▶ _What to do_: Continue the article below about Zwing Hunt and the gunfight at the Chandler Ranch, starting right after its last sentence.

▶ _Excerpt_:
-=-=-=-=-

Gunfight at the Chandler Ranch Billy Breakenridge, Richard “Zwing Hunt,” was one of the baddest of the bad hombres.

Billy Breakenridge gunfight chandler ranch true west magazine
Billy Breakenridge.

According to Cochise County Deputy Sheriff, Billy Breakenridge, Richard “Zwing Hunt,” was one of the baddest of the bad hombres in that hell-for-leather county.  Absolutely fearless and an excellent shooter, it was said of Hunt, “He would do to go tiger hunting with.”

Hunt came from Texas and was from a good family but somewhere along the way he took the wrong fork in the road.  He arrived in Arizona with another Texas hellion named Billy Grounds (Boucher). For a spell the two worked as cowboys for the Chiricahua Cattle Company but soon turned to outlawry.  They began by rustling cattle but soon got into more serious criminal acts when they joined an outlaw gang that included Curly Bill Brocius, Johnny Ringo, Jim Hughes Joe Hill, Rattlesnake Bill, Old Man Clanton and his sons Ike and Billy.

They ambushed a party of Mexicans, led by bandit chieftain, Jose Estrada, who were smuggling gold bullion and gold coin they had sacked from a mission in Monterrey. They killed everyone in the party and left them in what is known today as Skeleton Canyon in the Peloncillo Mountains that straddles the border of Arizona and New Mexico. They buried the spoils somewhere in the canyon and today it remains one of Arizona’s illustrious lost treasure stories.

Apparently, Hunt and Grounds had some other escapades into Mexico.  An alleged deathbed tale by Hunt claimed they rode out of Mexico following a three-month raid with two four-horse wagons loaded with plunder.

Hunt and Grounds hung out with a rough crowd that included, Johnny Ringo, Curly Bill Brocius and the notorious Clanton’s.

Like all lost treasure tales one has to separate fact from fabrication and exaggeration. They may all be connected with the two Skeleton Canyon massacres in 1879 and in July, 1881, along with another in August of that same year at Guadalupe Canyon.

-=-=-=-=-

▶ _Information provided_:
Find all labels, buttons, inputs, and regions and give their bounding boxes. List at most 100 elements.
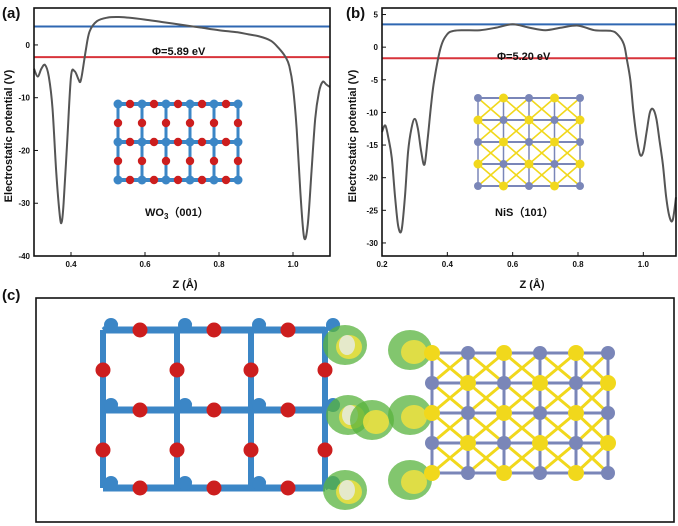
chart-b-workfunction: Φ=5.20 eV: [497, 51, 551, 63]
ni-atom: [497, 376, 511, 390]
w-atom: [209, 99, 219, 109]
ni-atom: [499, 160, 508, 168]
chart-a-xlabel: Z (Å): [172, 278, 197, 291]
s-atom: [550, 137, 559, 147]
ni-atom: [474, 94, 482, 102]
ni-atom: [576, 94, 584, 102]
w-atom: [209, 137, 219, 147]
chart-a-xtick-label: 0.6: [139, 260, 151, 269]
chart-a-xtick-label: 1.0: [287, 260, 299, 269]
o-atom: [149, 175, 159, 185]
o-atom: [161, 156, 171, 166]
w-atom: [252, 398, 266, 412]
o-atom: [149, 137, 159, 147]
charge-isosurface-core: [339, 480, 355, 500]
chart-a-frame: [33, 7, 331, 257]
s-atom: [496, 345, 512, 361]
w-atom: [185, 175, 195, 185]
chart-b-ytick-label: -20: [366, 174, 378, 183]
s-atom: [424, 345, 440, 361]
ni-atom: [474, 138, 482, 146]
o-atom: [173, 137, 183, 147]
chart-b-xtick-label: 0.2: [376, 260, 388, 269]
o-atom: [95, 362, 111, 378]
chart-a-ytick-label: -30: [18, 199, 30, 208]
w-atom: [137, 137, 147, 147]
s-atom: [424, 405, 440, 421]
chart-b-xtick-label: 1.0: [638, 260, 650, 269]
w-atom: [137, 99, 147, 109]
w-atom: [104, 476, 118, 490]
w-atom: [209, 175, 219, 185]
o-atom: [209, 156, 219, 166]
ni-atom: [550, 116, 559, 124]
o-atom: [233, 156, 243, 166]
o-atom: [95, 442, 111, 458]
nis-structure-inset: [473, 93, 585, 191]
o-atom: [132, 480, 148, 496]
chart-a-ytick-label: -10: [18, 94, 30, 103]
charge-isosurface-core: [339, 335, 355, 355]
charge-accumulation-isosurface: [401, 405, 427, 429]
panel-label-b: (b): [346, 5, 365, 22]
wo3-structure-inset: [113, 99, 243, 185]
o-atom: [132, 402, 148, 418]
s-atom: [575, 159, 585, 169]
ni-atom: [601, 406, 615, 420]
o-atom: [113, 156, 123, 166]
ni-atom: [550, 160, 559, 168]
chart-b-potential-curve: [381, 23, 677, 234]
s-atom: [496, 405, 512, 421]
w-atom: [161, 137, 171, 147]
ni-atom: [576, 138, 584, 146]
o-atom: [221, 175, 231, 185]
s-atom: [424, 465, 440, 481]
o-atom: [243, 442, 259, 458]
chart-b-xlabel: Z (Å): [519, 278, 544, 291]
o-atom: [197, 99, 207, 109]
w-atom: [113, 175, 123, 185]
w-atom: [178, 318, 192, 332]
chart-b-ytick-label: -25: [366, 206, 378, 215]
ni-atom: [601, 466, 615, 480]
o-atom: [173, 99, 183, 109]
w-atom: [252, 476, 266, 490]
chart-b-xtick-label: 0.6: [507, 260, 519, 269]
o-atom: [243, 362, 259, 378]
o-atom: [137, 118, 147, 128]
s-atom: [473, 115, 483, 125]
s-atom: [550, 93, 559, 103]
w-atom: [185, 137, 195, 147]
o-atom: [132, 322, 148, 338]
s-atom: [460, 375, 476, 391]
panel-label-c: (c): [2, 287, 20, 304]
s-atom: [499, 93, 508, 103]
o-atom: [197, 175, 207, 185]
ni-atom: [497, 436, 511, 450]
o-atom: [125, 175, 135, 185]
ni-atom: [461, 466, 475, 480]
s-atom: [524, 115, 534, 125]
o-atom: [280, 480, 296, 496]
ni-atom: [533, 346, 547, 360]
chart-a-ylabel: Electrostatic potential (V): [3, 69, 15, 202]
o-atom: [280, 402, 296, 418]
s-atom: [568, 405, 584, 421]
w-atom: [104, 318, 118, 332]
o-atom: [149, 99, 159, 109]
s-atom: [575, 115, 585, 125]
chart-a-ytick-label: 0: [26, 41, 31, 50]
w-atom: [233, 175, 243, 185]
o-atom: [161, 118, 171, 128]
ni-atom: [533, 406, 547, 420]
s-atom: [550, 181, 559, 191]
o-atom: [125, 137, 135, 147]
w-atom: [113, 99, 123, 109]
o-atom: [113, 118, 123, 128]
w-atom: [161, 175, 171, 185]
o-atom: [169, 362, 185, 378]
ni-atom: [474, 182, 482, 190]
s-atom: [499, 137, 508, 147]
s-atom: [600, 435, 616, 451]
o-atom: [221, 99, 231, 109]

-=-=-=-=-

▶ _Result of the task_:
In the fall of 1881 some thirty head of cattle were stolen in the Sulphur Springs Valley and the tracks let to a corral where they had been sold to a local butcher in the town of Charleston on the San Pedro River.  The description of the rustlers matched that of Hunt and Grounds. The pair escaped arrest by hightailing it into Mexico.

The following spring two masked men with rifles entered the office of the Tombstone Mining Company in Charleston and without saying a word, shot and killed chief engineer, M. R. Peel, then disappeared into the darkness.  It was believed they were just planning a robbery but one of them fired his weapon accidentally.

A few days later word reached the sheriff’s office in Tombstone that the two suspects, Hunt and Grounds were holed up at the Chandler Ranch, some nine miles outside of town.

Sheriff John Behan was out with another posse at the time so deputy Breakenridge had the responsibility of going after the bandits.  He gathered a small posse of five men to join him and they rode to the ranch, arriving just before daylight on the morning of March 29th, 1882.

Breakenridge placed two possemen, Jack Young and John Gillespie watching the back door of the ranch house while he and Hugh Allen guarded the front.  Gillespie, apparently aspiring to be a hero, walked up and pounded on the door, shouting, “It’s me the sheriff.” The door opened and Gillespie was shot dead.  Another bullet struck Young through the thigh.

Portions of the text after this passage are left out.